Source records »
________________________
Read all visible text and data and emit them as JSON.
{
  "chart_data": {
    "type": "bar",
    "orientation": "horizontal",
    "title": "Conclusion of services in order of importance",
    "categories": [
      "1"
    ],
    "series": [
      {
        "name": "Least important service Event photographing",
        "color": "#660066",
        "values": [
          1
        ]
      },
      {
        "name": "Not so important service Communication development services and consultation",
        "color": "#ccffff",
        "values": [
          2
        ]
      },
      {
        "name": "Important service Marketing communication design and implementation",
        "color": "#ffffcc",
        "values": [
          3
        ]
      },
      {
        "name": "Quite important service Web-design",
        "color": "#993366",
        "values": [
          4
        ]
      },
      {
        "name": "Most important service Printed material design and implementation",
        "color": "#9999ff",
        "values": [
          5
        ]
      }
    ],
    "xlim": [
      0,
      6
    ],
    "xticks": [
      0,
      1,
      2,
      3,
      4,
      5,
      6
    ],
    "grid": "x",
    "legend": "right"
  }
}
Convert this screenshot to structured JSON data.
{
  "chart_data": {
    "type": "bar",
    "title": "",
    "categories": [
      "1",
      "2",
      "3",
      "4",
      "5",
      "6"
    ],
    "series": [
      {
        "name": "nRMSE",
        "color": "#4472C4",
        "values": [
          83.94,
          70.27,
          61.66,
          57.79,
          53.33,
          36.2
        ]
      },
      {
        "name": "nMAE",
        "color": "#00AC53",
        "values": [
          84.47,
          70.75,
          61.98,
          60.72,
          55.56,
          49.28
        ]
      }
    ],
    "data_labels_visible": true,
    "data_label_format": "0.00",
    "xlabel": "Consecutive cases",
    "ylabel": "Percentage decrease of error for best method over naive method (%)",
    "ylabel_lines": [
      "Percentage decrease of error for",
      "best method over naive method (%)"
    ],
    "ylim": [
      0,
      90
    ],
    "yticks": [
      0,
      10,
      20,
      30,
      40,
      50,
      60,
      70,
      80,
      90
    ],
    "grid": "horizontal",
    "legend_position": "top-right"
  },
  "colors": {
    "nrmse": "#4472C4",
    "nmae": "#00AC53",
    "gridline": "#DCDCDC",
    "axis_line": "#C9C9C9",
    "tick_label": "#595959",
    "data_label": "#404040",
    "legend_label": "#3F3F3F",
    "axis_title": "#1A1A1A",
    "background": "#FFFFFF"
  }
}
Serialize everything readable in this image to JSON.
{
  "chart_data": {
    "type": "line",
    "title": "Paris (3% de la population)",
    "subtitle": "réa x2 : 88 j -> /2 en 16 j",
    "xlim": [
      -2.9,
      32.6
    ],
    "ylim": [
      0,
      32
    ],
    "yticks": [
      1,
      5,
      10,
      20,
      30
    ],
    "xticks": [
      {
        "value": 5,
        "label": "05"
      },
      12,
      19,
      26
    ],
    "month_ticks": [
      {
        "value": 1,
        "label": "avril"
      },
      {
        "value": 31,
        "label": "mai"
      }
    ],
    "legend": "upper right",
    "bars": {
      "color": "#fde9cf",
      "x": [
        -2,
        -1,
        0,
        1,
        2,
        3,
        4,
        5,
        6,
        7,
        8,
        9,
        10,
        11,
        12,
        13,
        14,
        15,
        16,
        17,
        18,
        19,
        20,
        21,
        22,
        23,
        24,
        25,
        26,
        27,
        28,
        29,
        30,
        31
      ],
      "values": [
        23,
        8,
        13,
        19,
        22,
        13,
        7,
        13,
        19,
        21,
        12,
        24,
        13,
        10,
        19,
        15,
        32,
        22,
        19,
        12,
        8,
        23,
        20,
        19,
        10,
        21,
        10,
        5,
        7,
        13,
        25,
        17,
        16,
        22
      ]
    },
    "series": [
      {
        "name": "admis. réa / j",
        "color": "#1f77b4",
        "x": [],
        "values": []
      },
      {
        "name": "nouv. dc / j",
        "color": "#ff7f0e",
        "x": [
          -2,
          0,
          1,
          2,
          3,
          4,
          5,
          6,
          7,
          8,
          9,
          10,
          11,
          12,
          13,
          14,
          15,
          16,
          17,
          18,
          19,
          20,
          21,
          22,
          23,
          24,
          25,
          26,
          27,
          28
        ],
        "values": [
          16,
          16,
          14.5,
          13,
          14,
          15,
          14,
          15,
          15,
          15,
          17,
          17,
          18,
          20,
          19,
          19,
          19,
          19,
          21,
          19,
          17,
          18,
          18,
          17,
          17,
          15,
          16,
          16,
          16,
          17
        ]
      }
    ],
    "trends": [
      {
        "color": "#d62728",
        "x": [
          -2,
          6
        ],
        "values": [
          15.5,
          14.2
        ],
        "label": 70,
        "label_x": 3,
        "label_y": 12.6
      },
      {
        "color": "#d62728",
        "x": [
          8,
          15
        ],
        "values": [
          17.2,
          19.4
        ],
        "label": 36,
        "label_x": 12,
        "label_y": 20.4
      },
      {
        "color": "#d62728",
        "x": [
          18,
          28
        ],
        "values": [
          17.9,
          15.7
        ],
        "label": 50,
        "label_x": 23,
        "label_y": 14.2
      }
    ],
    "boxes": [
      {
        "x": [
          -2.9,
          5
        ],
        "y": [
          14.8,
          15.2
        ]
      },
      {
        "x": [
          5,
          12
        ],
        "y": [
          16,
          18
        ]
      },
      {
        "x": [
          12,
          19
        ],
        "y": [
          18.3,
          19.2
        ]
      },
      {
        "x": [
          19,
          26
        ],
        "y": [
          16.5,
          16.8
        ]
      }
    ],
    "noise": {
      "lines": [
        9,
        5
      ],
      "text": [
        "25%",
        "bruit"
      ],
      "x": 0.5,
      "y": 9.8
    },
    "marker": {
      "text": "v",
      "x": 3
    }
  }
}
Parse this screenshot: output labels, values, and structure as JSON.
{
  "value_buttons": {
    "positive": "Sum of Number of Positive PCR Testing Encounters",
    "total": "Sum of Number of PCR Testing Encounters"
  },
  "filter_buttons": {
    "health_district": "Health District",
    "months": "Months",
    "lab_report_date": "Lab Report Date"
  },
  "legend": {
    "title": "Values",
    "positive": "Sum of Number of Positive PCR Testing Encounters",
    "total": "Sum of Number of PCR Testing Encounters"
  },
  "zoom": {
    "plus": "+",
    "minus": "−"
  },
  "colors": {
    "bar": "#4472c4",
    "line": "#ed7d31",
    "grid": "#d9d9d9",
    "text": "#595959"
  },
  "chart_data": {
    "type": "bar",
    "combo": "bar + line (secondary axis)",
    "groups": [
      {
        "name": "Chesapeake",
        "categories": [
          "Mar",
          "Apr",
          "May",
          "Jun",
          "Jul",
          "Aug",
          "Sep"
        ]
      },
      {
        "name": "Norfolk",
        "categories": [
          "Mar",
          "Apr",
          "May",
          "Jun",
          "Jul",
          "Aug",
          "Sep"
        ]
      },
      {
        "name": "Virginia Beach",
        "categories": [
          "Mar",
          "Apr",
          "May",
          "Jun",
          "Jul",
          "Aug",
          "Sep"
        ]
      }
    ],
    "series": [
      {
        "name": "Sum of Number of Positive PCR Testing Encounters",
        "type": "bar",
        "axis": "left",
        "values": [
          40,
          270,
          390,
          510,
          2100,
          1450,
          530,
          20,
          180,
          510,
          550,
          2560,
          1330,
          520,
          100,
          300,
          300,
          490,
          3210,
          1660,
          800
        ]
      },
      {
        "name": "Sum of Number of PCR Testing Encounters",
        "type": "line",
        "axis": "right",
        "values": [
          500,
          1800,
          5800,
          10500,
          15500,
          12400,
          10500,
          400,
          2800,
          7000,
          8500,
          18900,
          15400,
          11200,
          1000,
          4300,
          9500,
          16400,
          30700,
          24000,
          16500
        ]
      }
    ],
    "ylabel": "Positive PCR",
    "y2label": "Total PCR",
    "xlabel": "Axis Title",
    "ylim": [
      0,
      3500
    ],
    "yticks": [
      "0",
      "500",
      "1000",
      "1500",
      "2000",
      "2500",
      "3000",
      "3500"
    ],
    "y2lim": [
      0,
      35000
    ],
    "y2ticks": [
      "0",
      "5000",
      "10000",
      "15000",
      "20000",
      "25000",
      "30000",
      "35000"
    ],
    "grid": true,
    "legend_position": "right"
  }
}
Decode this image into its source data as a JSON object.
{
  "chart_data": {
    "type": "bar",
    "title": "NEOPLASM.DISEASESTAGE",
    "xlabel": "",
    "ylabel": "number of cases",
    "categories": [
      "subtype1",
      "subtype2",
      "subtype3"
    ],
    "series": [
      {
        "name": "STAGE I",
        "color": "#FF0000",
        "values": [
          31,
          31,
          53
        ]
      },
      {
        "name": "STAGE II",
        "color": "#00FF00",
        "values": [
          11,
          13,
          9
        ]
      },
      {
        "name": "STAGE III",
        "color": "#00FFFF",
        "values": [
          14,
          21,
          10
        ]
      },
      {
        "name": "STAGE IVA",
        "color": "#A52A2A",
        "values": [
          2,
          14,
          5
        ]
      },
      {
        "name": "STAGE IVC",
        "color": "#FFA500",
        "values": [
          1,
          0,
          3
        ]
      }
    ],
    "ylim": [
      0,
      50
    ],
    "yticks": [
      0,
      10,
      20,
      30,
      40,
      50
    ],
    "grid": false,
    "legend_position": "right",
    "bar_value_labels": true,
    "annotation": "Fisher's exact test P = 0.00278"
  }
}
________________________
EXERCISE TASK »
Look above for every line with the word "cases" and copy it.

TASK OUTPUT »
    "xlabel": "Consecutive cases",
    "ylabel": "number of cases",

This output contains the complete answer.